### Série d'exercices
(1) Répondez aux questions suivantes d'après l'article sur le Monténégro :
(a) À quelle date se sont tenues les élections législatives ?
(b) Combien d'électeurs ont rejeté le DPS dans l'opposition ?
(c) En quelle année le Monténégro a-t-il finalisé son adhésion à l'Otan ?
(2) Recopiez fidèlement le passage de l'article sur le Monténégro qui va de « Trois mois, c’est » jusqu'à « les 413.000 électeurs. » inclus.

### Extrait présenté
────
Le Soir – 04.12.2020 – Article
Première alternance historique au Monténégro où un nouveau gouvernement vient de prendre ses fonctions. Après plus de trois décennies à la tête de ce petit pays des Balkans, le parti du président Milo Djukanovic est rejeté dans l’opposition.
Trois mois, c’est le temps qu’il a fallu à l’hétéroclite opposition monténégrine pour former un gouvernement. Les divergences ne l’ont pas emporté car l’occasion était historique : mettre fin à 30 ans de règne du président Milo Djukanovic, l’homme fort de la « montagne noire ». Dans les Balkans, le résultat des élections législatives du 30 août dernier a eu l’effet d’un coup de tonnerre. Malgré sa mainmise sur ce petit pays de l’Adriatique, le Parti démocratique socialiste (DPS) de Djukanovic a été rejeté dans l’opposition par les 413.000 électeurs.
Dirigeant autoritaire issu des arcanes de l’ancien parti communiste yougoslave, Milo Djukanovic a habilement su jouer des retournements d’alliances afin de tenir les rênes du Monténégro, depuis… 1991. Une longévité unique en Europe, plus discrète que celle d’un certain Alexandre Loukachenko.
Reconverti en pro-européen
Allié de Slobodan Milosevic lors de l’implosion sanglante de la Yougoslavie dans les années 90, Djukanovic s’est ensuite reconverti en pro-européen convaincu. En opposition de plus en plus frontale avec la Serbie, il a mené le Monténégro à l’indépendance en 2006 avant de finaliser son adhésion à l’Otan en 2017. Les accusations de liens avec le crime organisé et de trafics de cigarette à grande échelle n’ont cessé de jalonner la carrière du « clan Djukavovic » qui aurait amassé une fortune colossale.
────
### Segment de données
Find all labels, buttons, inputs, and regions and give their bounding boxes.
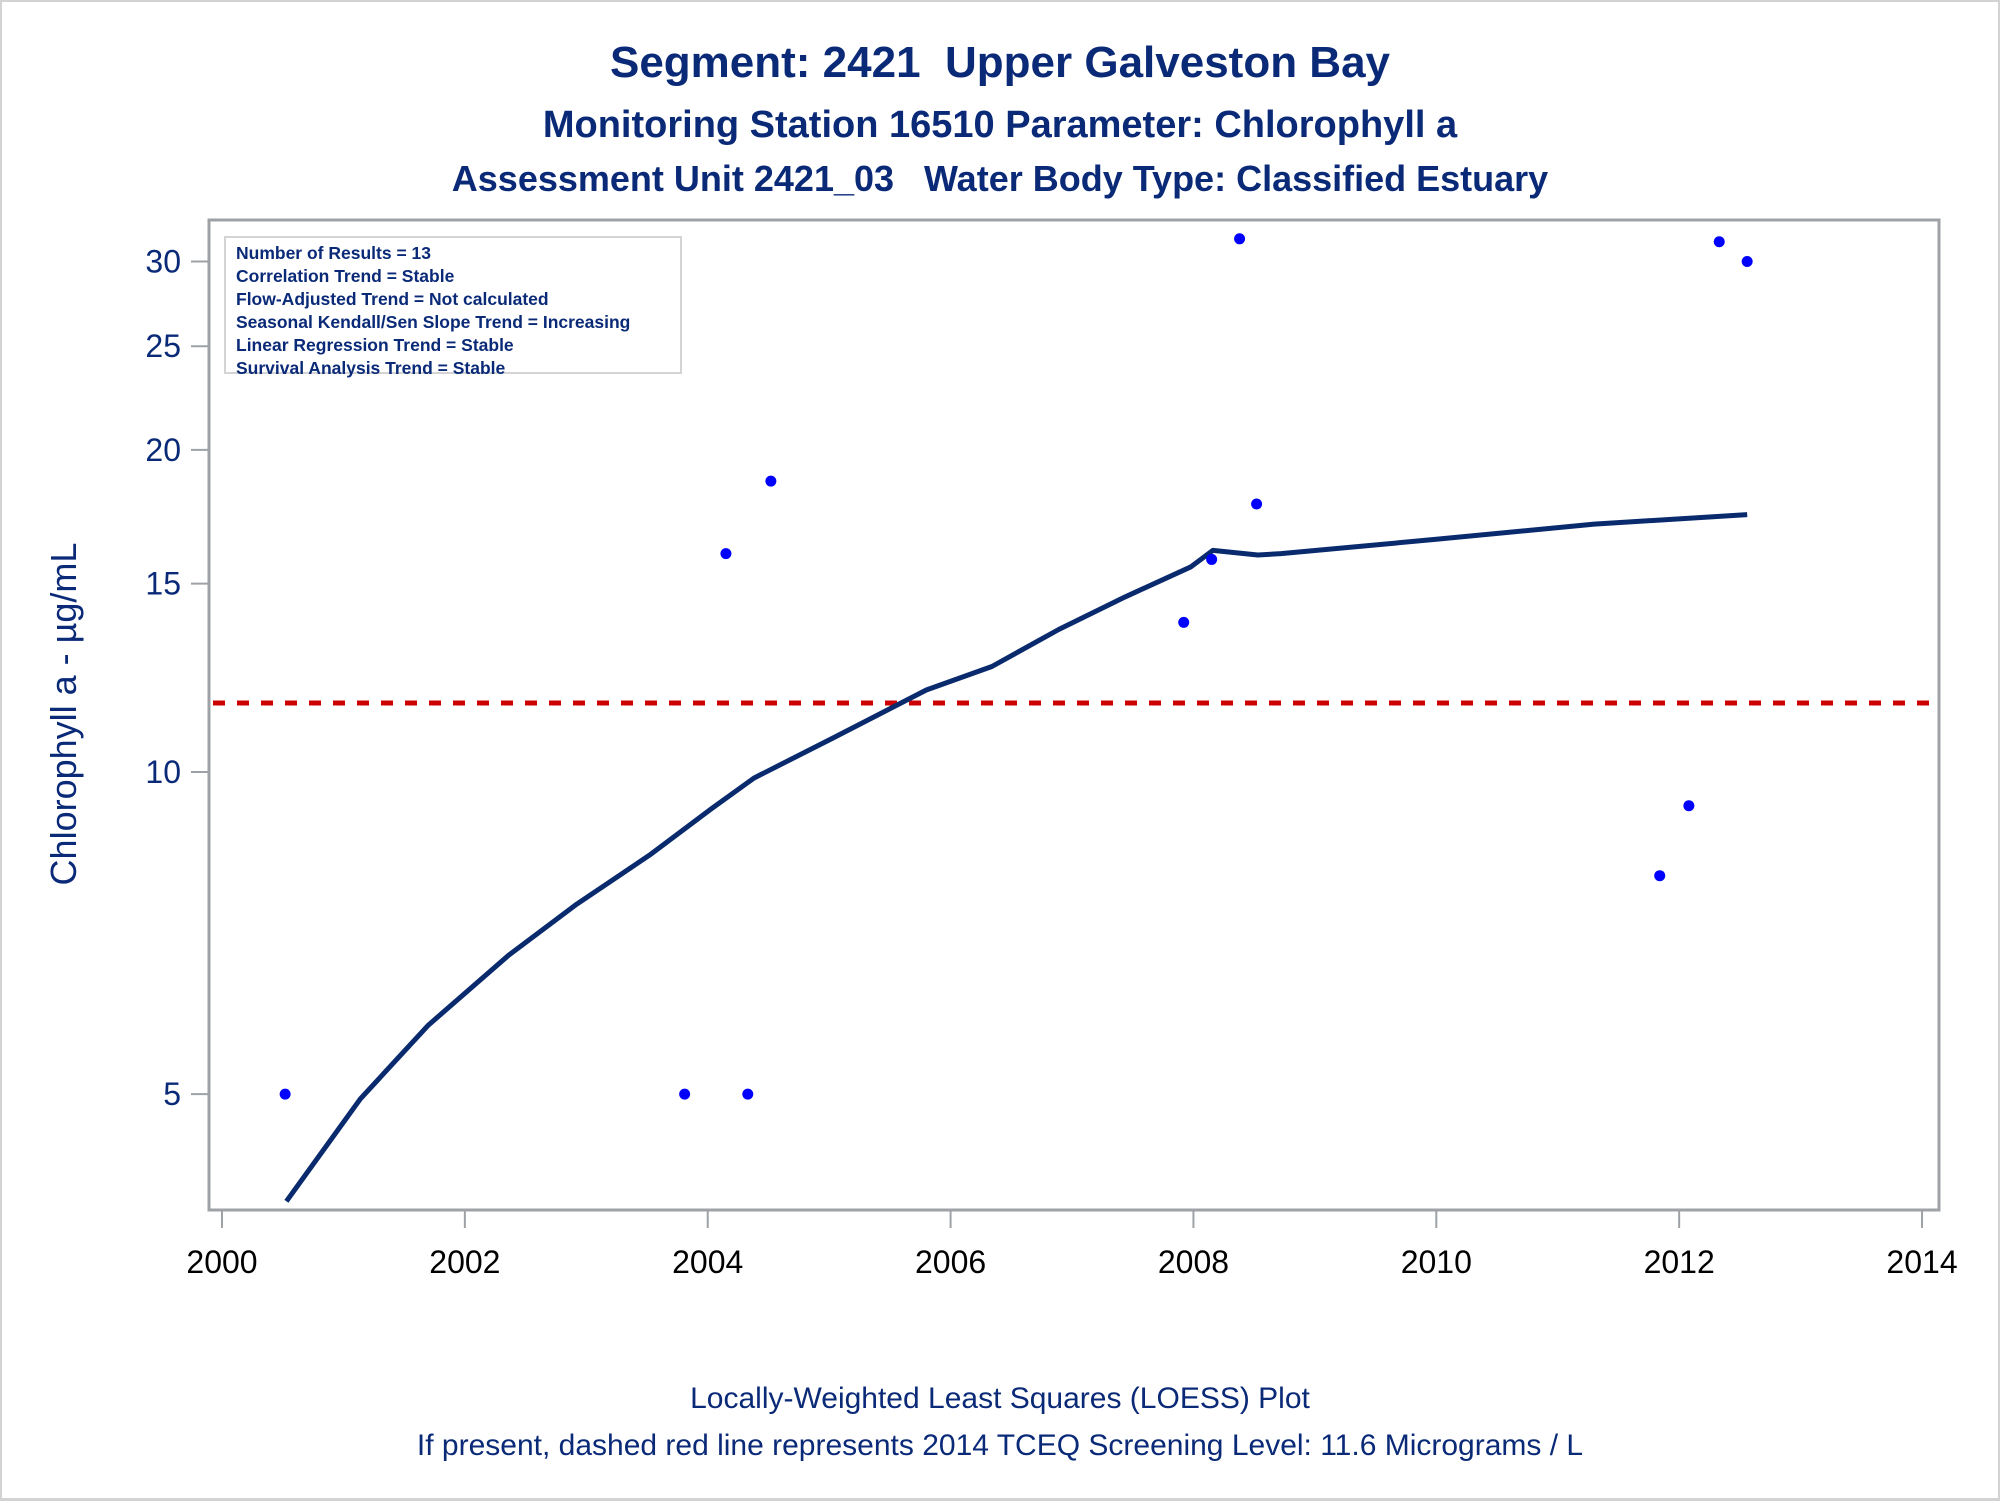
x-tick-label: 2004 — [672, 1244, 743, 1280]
────
### Les réponses
(1)
(a) Le 30 août.
(b) 413.000 électeurs.
(c) En 2017.

(2)
Trois mois, c’est le temps qu’il a fallu à l’hétéroclite opposition monténégrine pour former un gouvernement. Les divergences ne l’ont pas emporté car l’occasion était historique : mettre fin à 30 ans de règne du président Milo Djukanovic, l’homme fort de la « montagne noire ». Dans les Balkans, le résultat des élections législatives du 30 août dernier a eu l’effet d’un coup de tonnerre. Malgré sa mainmise sur ce petit pays de l’Adriatique, le Parti démocratique socialiste (DPS) de Djukanovic a été rejeté dans l’opposition par les 413.000 électeurs.